### Supplied records
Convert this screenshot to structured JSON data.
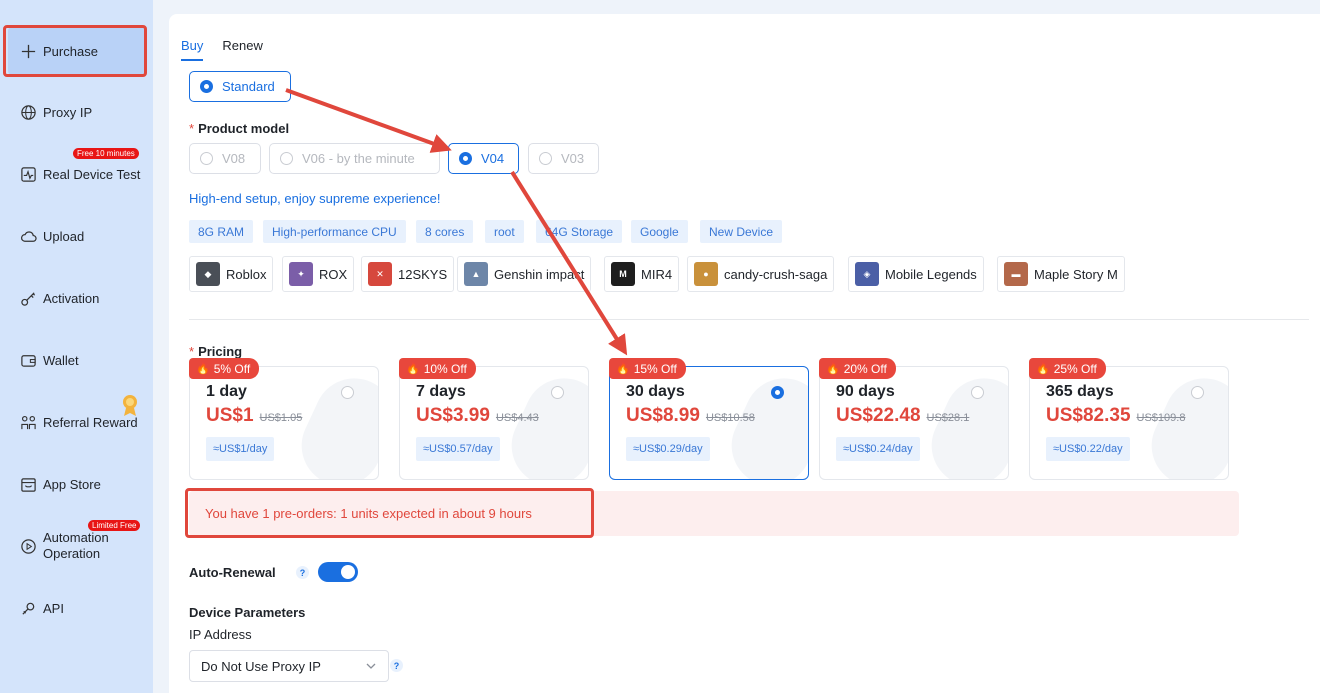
{
  "sidebar": {
    "items": [
      {
        "label": "Purchase",
        "icon": "plus-icon"
      },
      {
        "label": "Proxy IP",
        "icon": "globe-icon"
      },
      {
        "label": "Real Device Test",
        "icon": "pulse-icon",
        "badge": "Free 10 minutes"
      },
      {
        "label": "Upload",
        "icon": "cloud-icon"
      },
      {
        "label": "Activation",
        "icon": "key-icon"
      },
      {
        "label": "Wallet",
        "icon": "wallet-icon"
      },
      {
        "label": "Referral Reward",
        "icon": "people-icon"
      },
      {
        "label": "App Store",
        "icon": "store-icon"
      },
      {
        "label": "Automation Operation",
        "icon": "play-circle-icon",
        "badge": "Limited Free"
      },
      {
        "label": "API",
        "icon": "api-icon"
      }
    ]
  },
  "tabs": {
    "buy": "Buy",
    "renew": "Renew"
  },
  "plan_type": {
    "selected": "Standard"
  },
  "product_model": {
    "label": "Product model",
    "options": [
      "V08",
      "V06 - by the minute",
      "V04",
      "V03"
    ],
    "selected": "V04",
    "tagline": "High-end setup, enjoy supreme experience!",
    "specs": [
      "8G RAM",
      "High-performance CPU",
      "8 cores",
      "root",
      "64G Storage",
      "Google",
      "New Device"
    ]
  },
  "games": [
    "Roblox",
    "ROX",
    "12SKYS",
    "Genshin impact",
    "MIR4",
    "candy-crush-saga",
    "Mobile Legends",
    "Maple Story M"
  ],
  "pricing": {
    "label": "Pricing",
    "plans": [
      {
        "badge": "5% Off",
        "days": "1 day",
        "price": "US$1",
        "original": "US$1.05",
        "per_day": "≈US$1/day"
      },
      {
        "badge": "10% Off",
        "days": "7 days",
        "price": "US$3.99",
        "original": "US$4.43",
        "per_day": "≈US$0.57/day"
      },
      {
        "badge": "15% Off",
        "days": "30 days",
        "price": "US$8.99",
        "original": "US$10.58",
        "per_day": "≈US$0.29/day"
      },
      {
        "badge": "20% Off",
        "days": "90 days",
        "price": "US$22.48",
        "original": "US$28.1",
        "per_day": "≈US$0.24/day"
      },
      {
        "badge": "25% Off",
        "days": "365 days",
        "price": "US$82.35",
        "original": "US$109.8",
        "per_day": "≈US$0.22/day"
      }
    ],
    "selected": "30 days"
  },
  "notice": "You have 1 pre-orders: 1 units expected in about 9 hours",
  "auto_renewal": {
    "label": "Auto-Renewal",
    "help": "?",
    "enabled": true
  },
  "device_parameters": {
    "title": "Device Parameters",
    "ip_label": "IP Address",
    "ip_value": "Do Not Use Proxy IP",
    "help": "?"
  },
  "colors": {
    "accent": "#1a6fe0",
    "danger": "#e0473c",
    "sidebar": "#d4e4fb"
  }
}
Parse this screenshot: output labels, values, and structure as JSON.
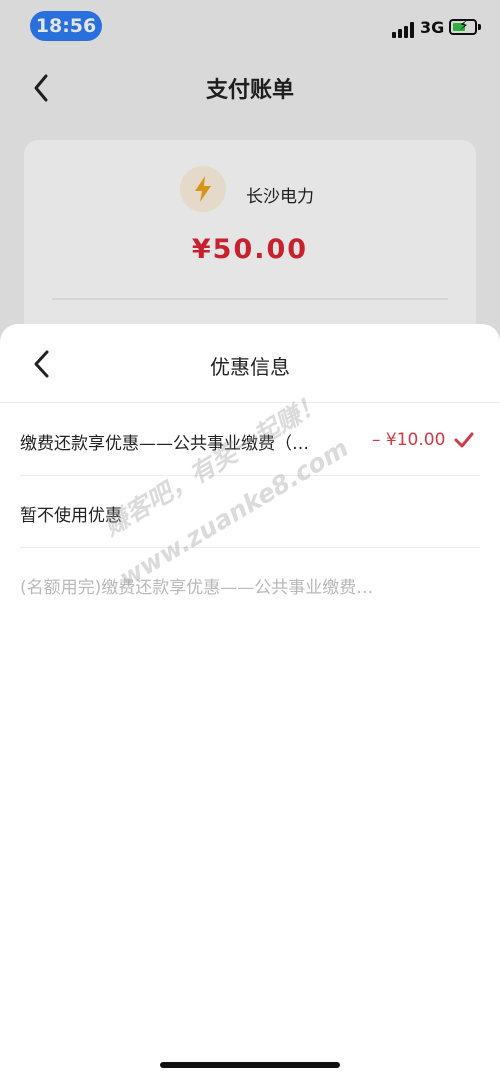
{
  "status_bar": {
    "time": "18:56",
    "network": "3G"
  },
  "background_page": {
    "title": "支付账单",
    "merchant": "长沙电力",
    "amount": "¥50.00"
  },
  "sheet": {
    "title": "优惠信息",
    "options": [
      {
        "label": "缴费还款享优惠——公共事业缴费（…",
        "price": "– ¥10.00",
        "selected": true
      },
      {
        "label": "暂不使用优惠"
      },
      {
        "label": "(名额用完)缴费还款享优惠——公共事业缴费…",
        "disabled": true
      }
    ]
  },
  "watermark": {
    "line1": "赚客吧，有奖一起赚！",
    "line2": "www.zuanke8.com"
  },
  "colors": {
    "accent_red": "#e02434",
    "status_blue": "#2f7df6"
  }
}
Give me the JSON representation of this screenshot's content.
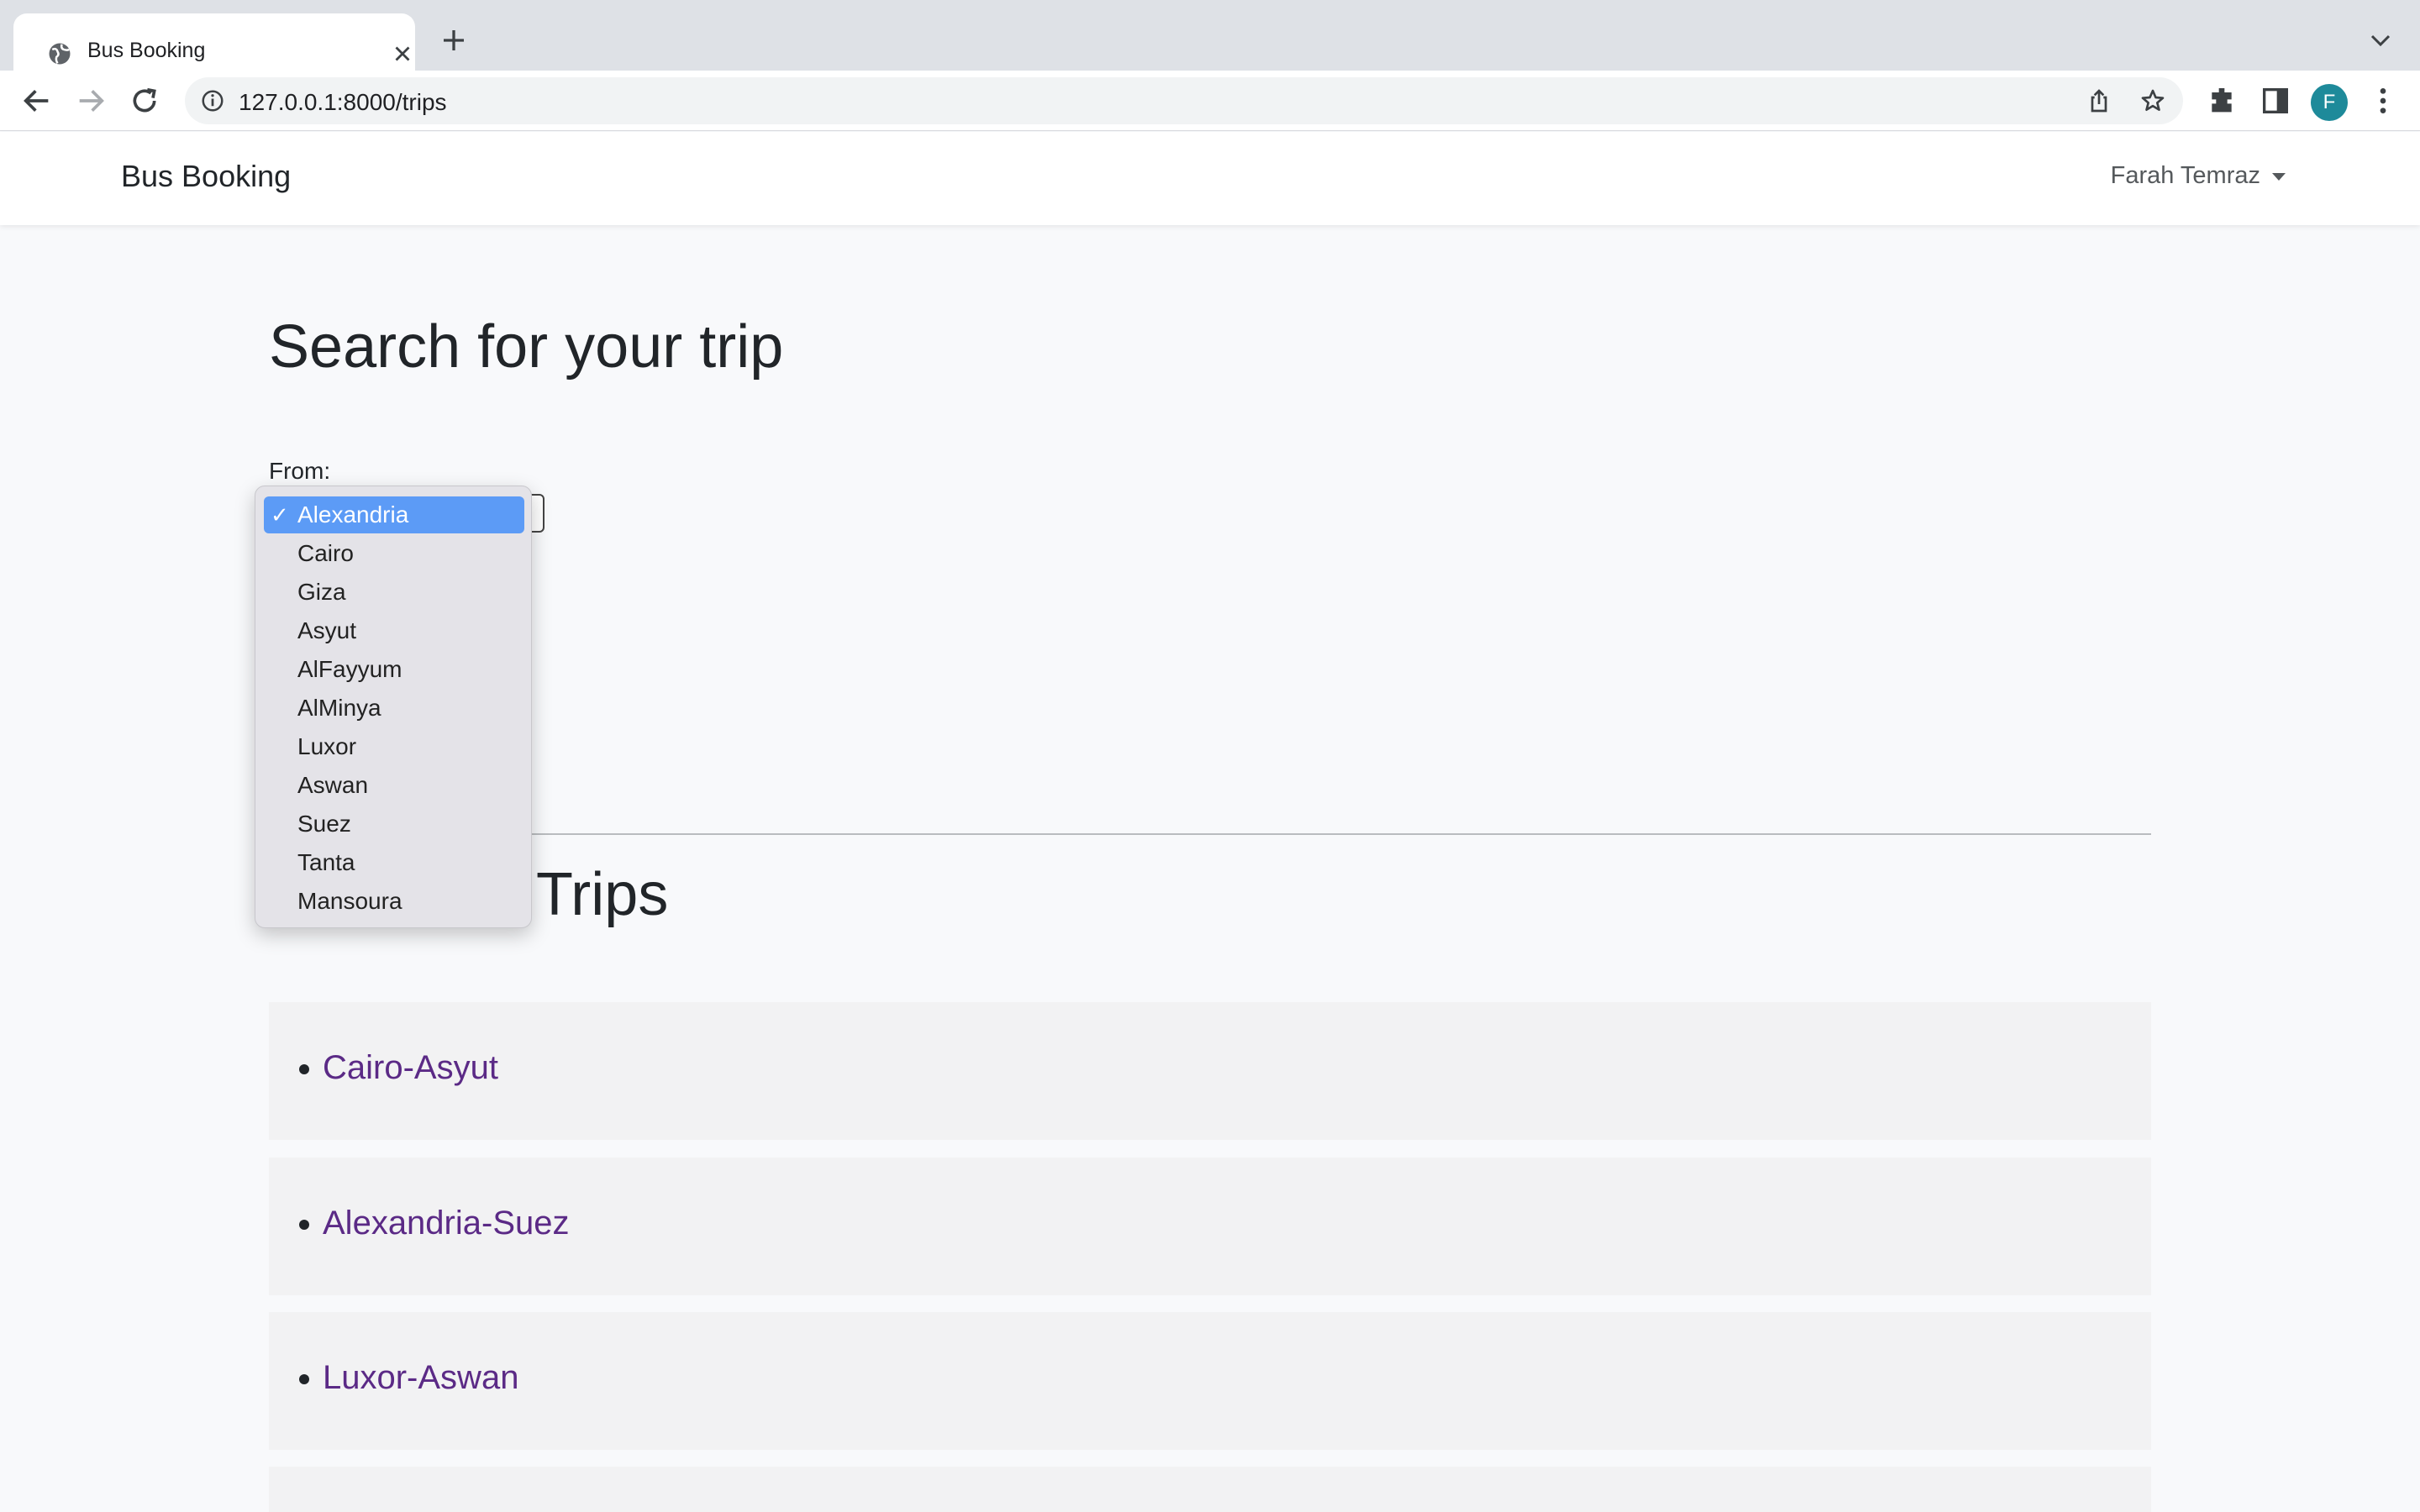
{
  "browser": {
    "tab_title": "Bus Booking",
    "url": "127.0.0.1:8000/trips",
    "profile_initial": "F"
  },
  "navbar": {
    "brand": "Bus Booking",
    "user_name": "Farah Temraz"
  },
  "search": {
    "title": "Search for your trip",
    "from_label": "From:",
    "from_options": [
      "Alexandria",
      "Cairo",
      "Giza",
      "Asyut",
      "AlFayyum",
      "AlMinya",
      "Luxor",
      "Aswan",
      "Suez",
      "Tanta",
      "Mansoura"
    ],
    "selected": "Alexandria"
  },
  "trips": {
    "title": "Trips",
    "items": [
      "Cairo-Asyut",
      "Alexandria-Suez",
      "Luxor-Aswan"
    ]
  },
  "colors": {
    "link": "#5b2a86",
    "selection": "#5c9bf6",
    "avatar": "#1e8a9a"
  }
}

### Objective
Leave out the pictures and transcribe everything else exactly.

### Response below
Convert this screenshot to structured JSON data.
{
  "sidebar": {
    "items": [
      {
        "label": "Purchase",
        "icon": "plus-icon"
      },
      {
        "label": "Proxy IP",
        "icon": "globe-icon"
      },
      {
        "label": "Real Device Test",
        "icon": "pulse-icon",
        "badge": "Free 10 minutes"
      },
      {
        "label": "Upload",
        "icon": "cloud-icon"
      },
      {
        "label": "Activation",
        "icon": "key-icon"
      },
      {
        "label": "Wallet",
        "icon": "wallet-icon"
      },
      {
        "label": "Referral Reward",
        "icon": "people-icon"
      },
      {
        "label": "App Store",
        "icon": "store-icon"
      },
      {
        "label": "Automation Operation",
        "icon": "play-circle-icon",
        "badge": "Limited Free"
      },
      {
        "label": "API",
        "icon": "api-icon"
      }
    ]
  },
  "tabs": {
    "buy": "Buy",
    "renew": "Renew"
  },
  "plan_type": {
    "selected": "Standard"
  },
  "product_model": {
    "label": "Product model",
    "options": [
      "V08",
      "V06 - by the minute",
      "V04",
      "V03"
    ],
    "selected": "V04",
    "tagline": "High-end setup, enjoy supreme experience!",
    "specs": [
      "8G RAM",
      "High-performance CPU",
      "8 cores",
      "root",
      "64G Storage",
      "Google",
      "New Device"
    ]
  },
  "games": [
    "Roblox",
    "ROX",
    "12SKYS",
    "Genshin impact",
    "MIR4",
    "candy-crush-saga",
    "Mobile Legends",
    "Maple Story M"
  ],
  "pricing": {
    "label": "Pricing",
    "plans": [
      {
        "badge": "5% Off",
        "days": "1 day",
        "price": "US$1",
        "original": "US$1.05",
        "per_day": "≈US$1/day"
      },
      {
        "badge": "10% Off",
        "days": "7 days",
        "price": "US$3.99",
        "original": "US$4.43",
        "per_day": "≈US$0.57/day"
      },
      {
        "badge": "15% Off",
        "days": "30 days",
        "price": "US$8.99",
        "original": "US$10.58",
        "per_day": "≈US$0.29/day"
      },
      {
        "badge": "20% Off",
        "days": "90 days",
        "price": "US$22.48",
        "original": "US$28.1",
        "per_day": "≈US$0.24/day"
      },
      {
        "badge": "25% Off",
        "days": "365 days",
        "price": "US$82.35",
        "original": "US$109.8",
        "per_day": "≈US$0.22/day"
      }
    ],
    "selected": "30 days"
  },
  "notice": "You have 1 pre-orders: 1 units expected in about 9 hours",
  "auto_renewal": {
    "label": "Auto-Renewal",
    "help": "?",
    "enabled": true
  },
  "device_parameters": {
    "title": "Device Parameters",
    "ip_label": "IP Address",
    "ip_value": "Do Not Use Proxy IP",
    "help": "?"
  },
  "colors": {
    "accent": "#1a6fe0",
    "danger": "#e0473c",
    "sidebar": "#d4e4fb"
  }
}
Parse this screenshot: output labels, values, and structure as JSON.
{
  "status_bar": {
    "time": "18:56",
    "network": "3G"
  },
  "background_page": {
    "title": "支付账单",
    "merchant": "长沙电力",
    "amount": "¥50.00"
  },
  "sheet": {
    "title": "优惠信息",
    "options": [
      {
        "label": "缴费还款享优惠——公共事业缴费（…",
        "price": "– ¥10.00",
        "selected": true
      },
      {
        "label": "暂不使用优惠"
      },
      {
        "label": "(名额用完)缴费还款享优惠——公共事业缴费…",
        "disabled": true
      }
    ]
  },
  "watermark": {
    "line1": "赚客吧，有奖一起赚！",
    "line2": "www.zuanke8.com"
  },
  "colors": {
    "accent_red": "#e02434",
    "status_blue": "#2f7df6"
  }
}
Give me the JSON representation of this screenshot's content.
{
  "browser": {
    "tab_title": "Bus Booking",
    "url": "127.0.0.1:8000/trips",
    "profile_initial": "F"
  },
  "navbar": {
    "brand": "Bus Booking",
    "user_name": "Farah Temraz"
  },
  "search": {
    "title": "Search for your trip",
    "from_label": "From:",
    "from_options": [
      "Alexandria",
      "Cairo",
      "Giza",
      "Asyut",
      "AlFayyum",
      "AlMinya",
      "Luxor",
      "Aswan",
      "Suez",
      "Tanta",
      "Mansoura"
    ],
    "selected": "Alexandria"
  },
  "trips": {
    "title": "Trips",
    "items": [
      "Cairo-Asyut",
      "Alexandria-Suez",
      "Luxor-Aswan"
    ]
  },
  "colors": {
    "link": "#5b2a86",
    "selection": "#5c9bf6",
    "avatar": "#1e8a9a"
  }
}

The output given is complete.